Would you repeat the listing exactly but omit every picture?

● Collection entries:
__________________________________________________
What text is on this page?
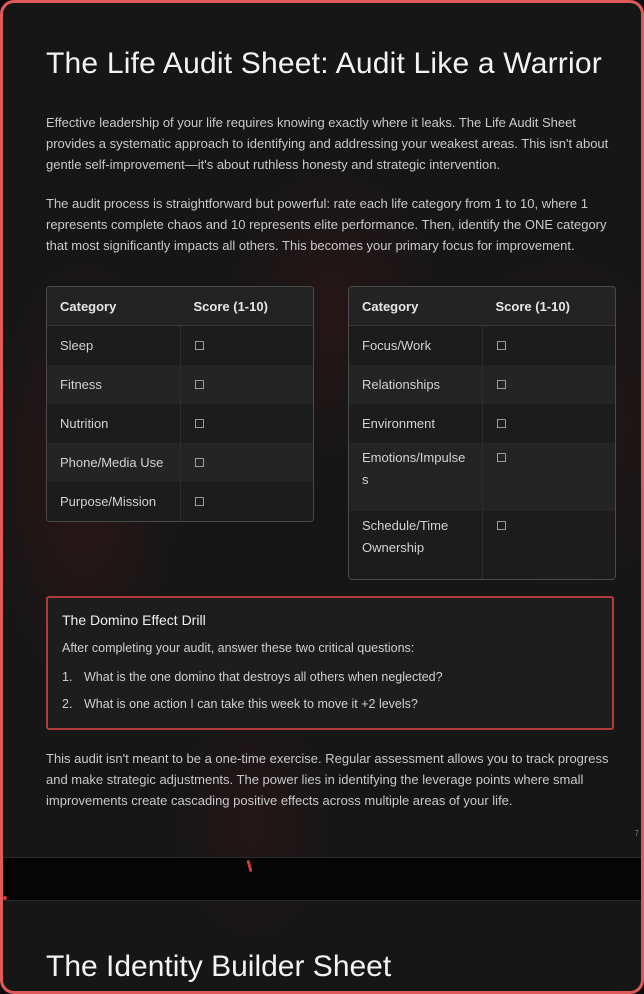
The Life Audit Sheet: Audit Like a Warrior

Effective leadership of your life requires knowing exactly where it leaks. The Life Audit Sheet provides a systematic approach to identifying and addressing your weakest areas. This isn't about gentle self-improvement—it's about ruthless honesty and strategic intervention.

The audit process is straightforward but powerful: rate each life category from 1 to 10, where 1 represents complete chaos and 10 represents elite performance. Then, identify the ONE category that most significantly impacts all others. This becomes your primary focus for improvement.

Category	Score (1-10)
Sleep	☐
Fitness	☐
Nutrition	☐
Phone/Media Use	☐
Purpose/Mission	☐
Category	Score (1-10)
Focus/Work	☐
Relationships	☐
Environment	☐
Emotions/Impulses	☐
Schedule/Time Ownership	☐
The Domino Effect Drill
After completing your audit, answer these two critical questions:
1. What is the one domino that destroys all others when neglected?
2. What is one action I can take this week to move it +2 levels?

This audit isn't meant to be a one-time exercise. Regular assessment allows you to track progress and make strategic adjustments. The power lies in identifying the leverage points where small improvements create cascading positive effects across multiple areas of your life.

7
The Identity Builder Sheet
__________________________________________________
● Task solution:
What text is on this page?
The Life Audit Sheet: Audit Like a Warrior

Effective leadership of your life requires knowing exactly where it leaks. The Life Audit Sheet provides a systematic approach to identifying and addressing your weakest areas. This isn't about gentle self-improvement—it's about ruthless honesty and strategic intervention.

The audit process is straightforward but powerful: rate each life category from 1 to 10, where 1 represents complete chaos and 10 represents elite performance. Then, identify the ONE category that most significantly impacts all others. This becomes your primary focus for improvement.

Category	Score (1-10)
Sleep	☐
Fitness	☐
Nutrition	☐
Phone/Media Use	☐
Purpose/Mission	☐
Category	Score (1-10)
Focus/Work	☐
Relationships	☐
Environment	☐
Emotions/Impulses	☐
Schedule/Time Ownership	☐
The Domino Effect Drill
After completing your audit, answer these two critical questions:
1. What is the one domino that destroys all others when neglected?
2. What is one action I can take this week to move it +2 levels?

This audit isn't meant to be a one-time exercise. Regular assessment allows you to track progress and make strategic adjustments. The power lies in identifying the leverage points where small improvements create cascading positive effects across multiple areas of your life.

7
The Identity Builder Sheet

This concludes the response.